╔══
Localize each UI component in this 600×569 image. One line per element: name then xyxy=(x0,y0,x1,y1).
╚══
╔══
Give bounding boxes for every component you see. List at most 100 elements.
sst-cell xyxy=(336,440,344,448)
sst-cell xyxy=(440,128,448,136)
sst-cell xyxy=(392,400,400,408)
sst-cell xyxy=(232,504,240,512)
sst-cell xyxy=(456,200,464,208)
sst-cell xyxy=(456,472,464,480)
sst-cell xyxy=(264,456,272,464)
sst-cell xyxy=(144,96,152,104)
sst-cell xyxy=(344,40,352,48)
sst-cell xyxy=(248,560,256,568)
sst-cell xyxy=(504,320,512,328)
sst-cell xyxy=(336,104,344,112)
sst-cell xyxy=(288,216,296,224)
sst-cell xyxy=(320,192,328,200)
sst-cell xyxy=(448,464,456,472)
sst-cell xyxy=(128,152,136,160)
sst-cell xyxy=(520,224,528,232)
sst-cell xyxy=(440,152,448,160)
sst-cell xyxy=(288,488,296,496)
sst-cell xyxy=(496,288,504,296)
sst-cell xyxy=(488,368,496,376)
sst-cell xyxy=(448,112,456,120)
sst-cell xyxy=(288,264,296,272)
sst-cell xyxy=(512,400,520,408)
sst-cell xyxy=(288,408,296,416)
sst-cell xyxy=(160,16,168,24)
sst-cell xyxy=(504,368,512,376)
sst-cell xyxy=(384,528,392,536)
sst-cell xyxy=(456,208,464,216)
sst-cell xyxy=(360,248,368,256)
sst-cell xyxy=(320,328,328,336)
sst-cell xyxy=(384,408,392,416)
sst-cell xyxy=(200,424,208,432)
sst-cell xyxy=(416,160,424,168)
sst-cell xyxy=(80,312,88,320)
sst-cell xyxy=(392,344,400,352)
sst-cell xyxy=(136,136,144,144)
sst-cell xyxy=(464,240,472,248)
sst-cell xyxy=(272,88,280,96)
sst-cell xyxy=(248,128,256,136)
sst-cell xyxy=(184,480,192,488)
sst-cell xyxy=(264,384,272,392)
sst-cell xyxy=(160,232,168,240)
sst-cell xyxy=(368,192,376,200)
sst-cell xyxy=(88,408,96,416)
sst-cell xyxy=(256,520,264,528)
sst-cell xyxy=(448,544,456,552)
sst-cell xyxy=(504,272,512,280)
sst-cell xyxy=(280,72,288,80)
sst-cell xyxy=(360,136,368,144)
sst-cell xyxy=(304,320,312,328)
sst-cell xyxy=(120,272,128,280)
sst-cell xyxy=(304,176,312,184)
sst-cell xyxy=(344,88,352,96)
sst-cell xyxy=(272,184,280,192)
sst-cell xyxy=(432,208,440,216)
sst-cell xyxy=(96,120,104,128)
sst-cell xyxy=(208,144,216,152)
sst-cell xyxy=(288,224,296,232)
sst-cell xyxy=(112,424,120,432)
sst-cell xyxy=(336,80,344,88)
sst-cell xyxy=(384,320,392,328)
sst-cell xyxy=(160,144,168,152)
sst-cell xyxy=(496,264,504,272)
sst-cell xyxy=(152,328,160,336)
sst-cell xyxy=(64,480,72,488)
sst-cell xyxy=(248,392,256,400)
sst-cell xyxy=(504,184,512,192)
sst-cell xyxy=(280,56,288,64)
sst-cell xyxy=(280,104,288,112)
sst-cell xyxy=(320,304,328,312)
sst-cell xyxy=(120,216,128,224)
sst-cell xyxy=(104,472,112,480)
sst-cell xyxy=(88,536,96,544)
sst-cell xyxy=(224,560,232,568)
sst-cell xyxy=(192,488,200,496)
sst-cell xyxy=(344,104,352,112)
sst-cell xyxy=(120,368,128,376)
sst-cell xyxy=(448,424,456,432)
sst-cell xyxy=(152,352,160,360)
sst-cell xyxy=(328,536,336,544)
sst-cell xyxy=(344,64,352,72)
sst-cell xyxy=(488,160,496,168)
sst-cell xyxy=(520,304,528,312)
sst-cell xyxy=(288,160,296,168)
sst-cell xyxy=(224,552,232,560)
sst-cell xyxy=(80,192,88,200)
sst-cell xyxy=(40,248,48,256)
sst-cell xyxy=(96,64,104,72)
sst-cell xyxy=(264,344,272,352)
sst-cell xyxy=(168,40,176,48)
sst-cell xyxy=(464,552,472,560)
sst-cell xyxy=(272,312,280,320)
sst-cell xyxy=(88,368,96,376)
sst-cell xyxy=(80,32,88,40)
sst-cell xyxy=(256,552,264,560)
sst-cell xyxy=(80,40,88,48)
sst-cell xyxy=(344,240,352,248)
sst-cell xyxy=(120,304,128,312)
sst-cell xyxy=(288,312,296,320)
╚══
**Aim:** Print, character for character, the lines between the one containing "Give bounding boxes" and the one containing "sst-cell xyxy=(144,96,152,104)", including both of those lines.

**Completed task:**
Give bounding boxes for every component you see. List at most 100 elements.
sst-cell xyxy=(336,440,344,448)
sst-cell xyxy=(440,128,448,136)
sst-cell xyxy=(392,400,400,408)
sst-cell xyxy=(232,504,240,512)
sst-cell xyxy=(456,200,464,208)
sst-cell xyxy=(456,472,464,480)
sst-cell xyxy=(264,456,272,464)
sst-cell xyxy=(144,96,152,104)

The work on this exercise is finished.